▶ WRITTEN INSTRUCTION: Set each record down exactly, excluding all images.

▶ SUPPLIED MATERIAL:

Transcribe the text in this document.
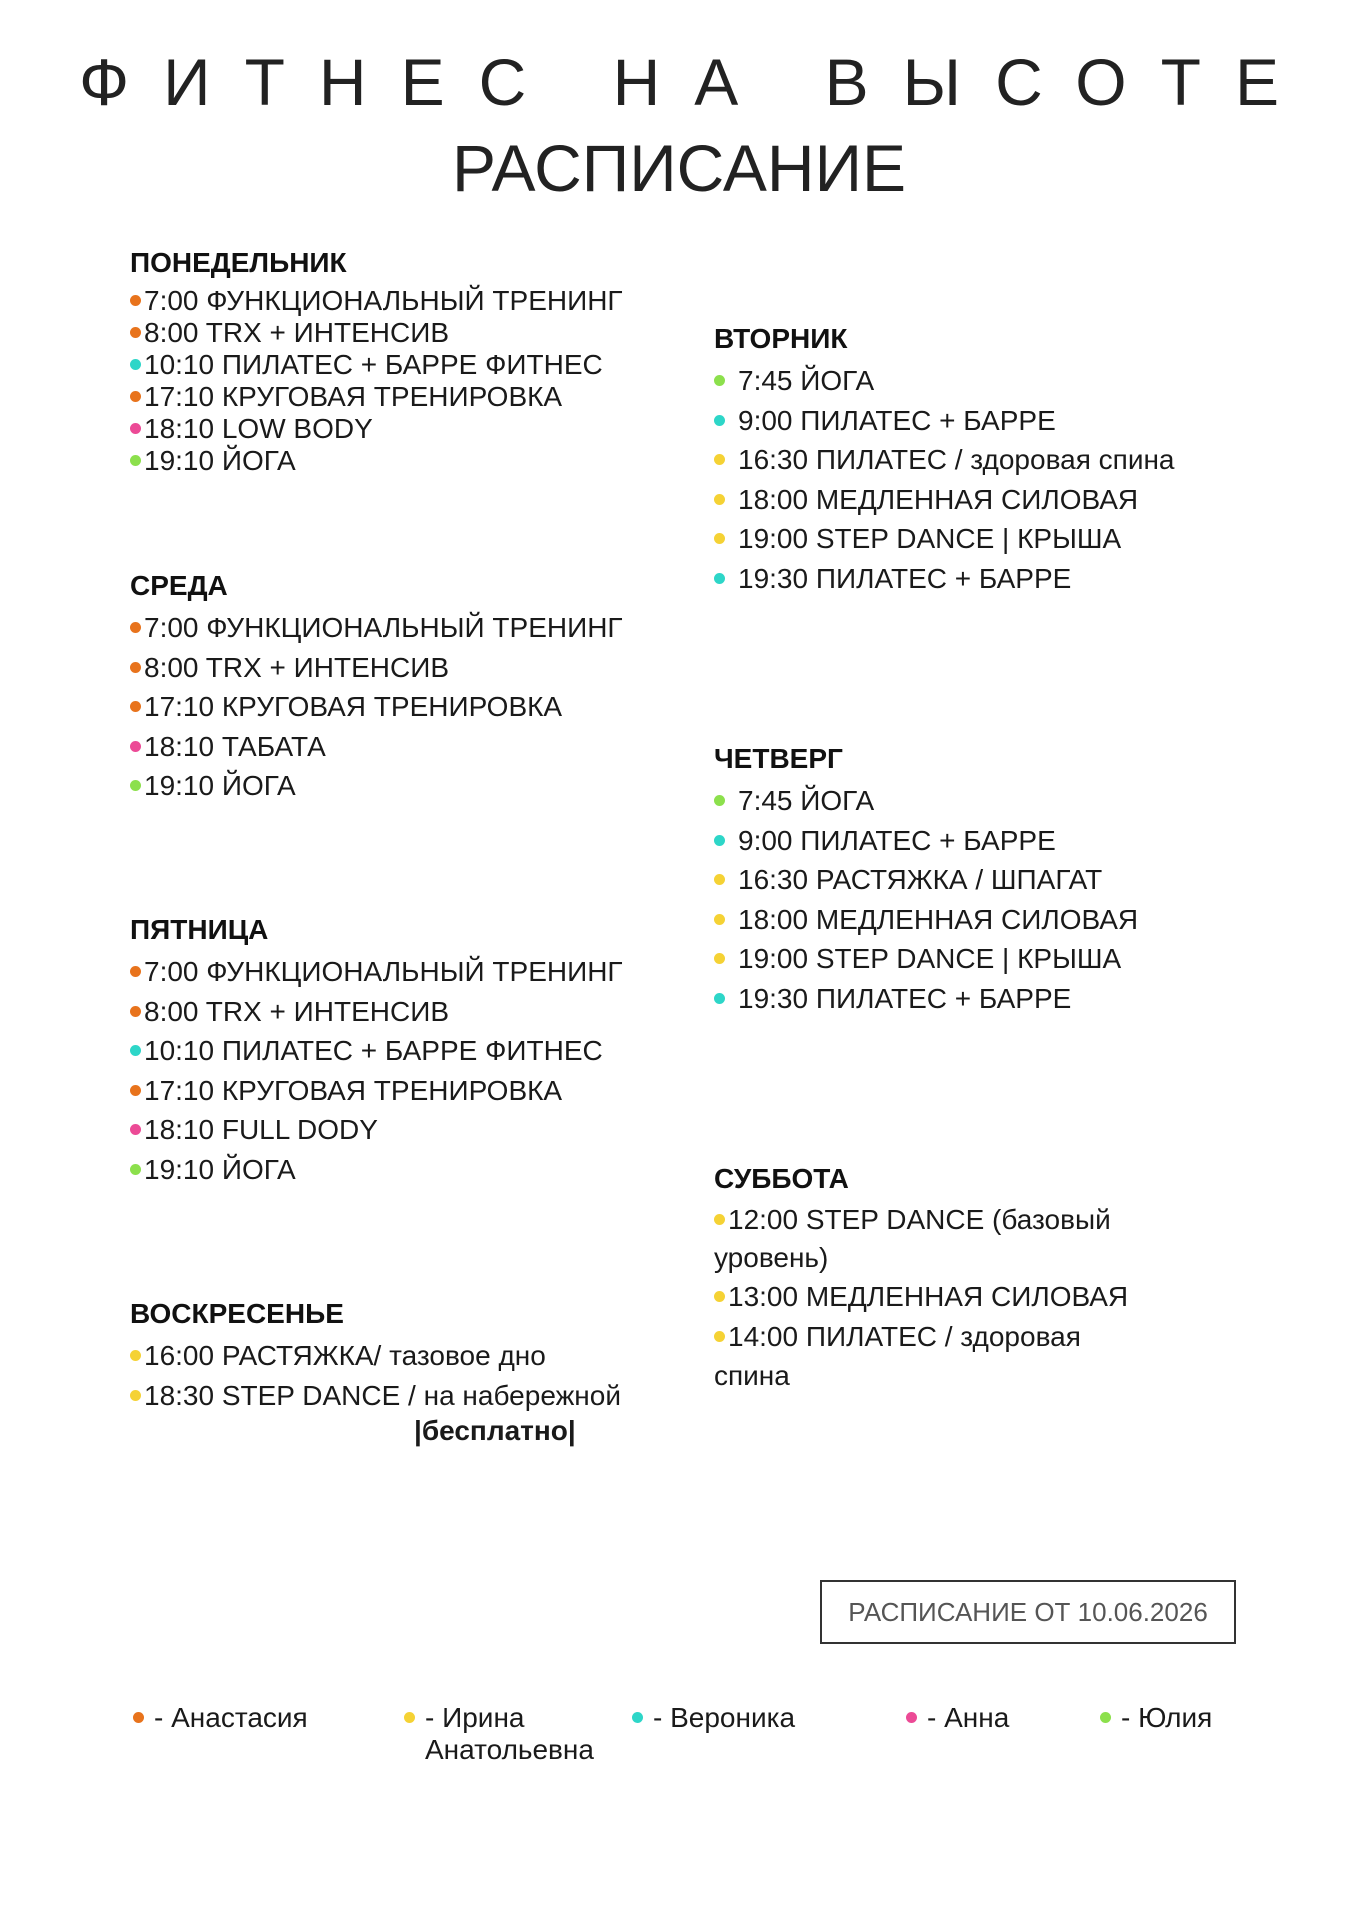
ФИТНЕС НА ВЫСОТЕ
РАСПИСАНИЕ
ПОНЕДЕЛЬНИК
7:00 ФУНКЦИОНАЛЬНЫЙ ТРЕНИНГ
8:00 TRX + ИНТЕНСИВ
10:10 ПИЛАТЕС + БАРРЕ ФИТНЕС
17:10 КРУГОВАЯ ТРЕНИРОВКА
18:10 LOW BODY
19:10 ЙОГА
СРЕДА
7:00 ФУНКЦИОНАЛЬНЫЙ ТРЕНИНГ
8:00 TRX + ИНТЕНСИВ
17:10 КРУГОВАЯ ТРЕНИРОВКА
18:10 ТАБАТА
19:10 ЙОГА
ПЯТНИЦА
7:00 ФУНКЦИОНАЛЬНЫЙ ТРЕНИНГ
8:00 TRX + ИНТЕНСИВ
10:10 ПИЛАТЕС + БАРРЕ ФИТНЕС
17:10 КРУГОВАЯ ТРЕНИРОВКА
18:10 FULL DODY
19:10 ЙОГА
ВОСКРЕСЕНЬЕ
16:00 РАСТЯЖКА/ тазовое дно
18:30 STEP DANCE / на набережной
|бесплатно|
ВТОРНИК
7:45 ЙОГА
9:00 ПИЛАТЕС + БАРРЕ
16:30 ПИЛАТЕС / здоровая спина
18:00 МЕДЛЕННАЯ СИЛОВАЯ
19:00 STEP DANCE | КРЫША
19:30 ПИЛАТЕС + БАРРЕ
ЧЕТВЕРГ
7:45 ЙОГА
9:00 ПИЛАТЕС + БАРРЕ
16:30 РАСТЯЖКА / ШПАГАТ
18:00 МЕДЛЕННАЯ СИЛОВАЯ
19:00 STEP DANCE | КРЫША
19:30 ПИЛАТЕС + БАРРЕ
СУББОТА
12:00 STEP DANCE (базовый уровень)
13:00 МЕДЛЕННАЯ СИЛОВАЯ
14:00 ПИЛАТЕС / здоровая спина
РАСПИСАНИЕ ОТ 10.06.2026
- Анастасия	- Ирина Анатольевна
- Вероника	- Анна	- Юлия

▶ FULL RESPONSE:
Transcribe the text in this document.
ФИТНЕС НА ВЫСОТЕ
РАСПИСАНИЕ
ПОНЕДЕЛЬНИК
7:00 ФУНКЦИОНАЛЬНЫЙ ТРЕНИНГ
8:00 TRX + ИНТЕНСИВ
10:10 ПИЛАТЕС + БАРРЕ ФИТНЕС
17:10 КРУГОВАЯ ТРЕНИРОВКА
18:10 LOW BODY
19:10 ЙОГА
СРЕДА
7:00 ФУНКЦИОНАЛЬНЫЙ ТРЕНИНГ
8:00 TRX + ИНТЕНСИВ
17:10 КРУГОВАЯ ТРЕНИРОВКА
18:10 ТАБАТА
19:10 ЙОГА
ПЯТНИЦА
7:00 ФУНКЦИОНАЛЬНЫЙ ТРЕНИНГ
8:00 TRX + ИНТЕНСИВ
10:10 ПИЛАТЕС + БАРРЕ ФИТНЕС
17:10 КРУГОВАЯ ТРЕНИРОВКА
18:10 FULL DODY
19:10 ЙОГА
ВОСКРЕСЕНЬЕ
16:00 РАСТЯЖКА/ тазовое дно
18:30 STEP DANCE / на набережной
|бесплатно|
ВТОРНИК
7:45 ЙОГА
9:00 ПИЛАТЕС + БАРРЕ
16:30 ПИЛАТЕС / здоровая спина
18:00 МЕДЛЕННАЯ СИЛОВАЯ
19:00 STEP DANCE | КРЫША
19:30 ПИЛАТЕС + БАРРЕ
ЧЕТВЕРГ
7:45 ЙОГА
9:00 ПИЛАТЕС + БАРРЕ
16:30 РАСТЯЖКА / ШПАГАТ
18:00 МЕДЛЕННАЯ СИЛОВАЯ
19:00 STEP DANCE | КРЫША
19:30 ПИЛАТЕС + БАРРЕ
СУББОТА
12:00 STEP DANCE (базовый уровень)
13:00 МЕДЛЕННАЯ СИЛОВАЯ
14:00 ПИЛАТЕС / здоровая спина
РАСПИСАНИЕ ОТ 10.06.2026
- Анастасия	- Ирина Анатольевна
- Вероника	- Анна	- Юлия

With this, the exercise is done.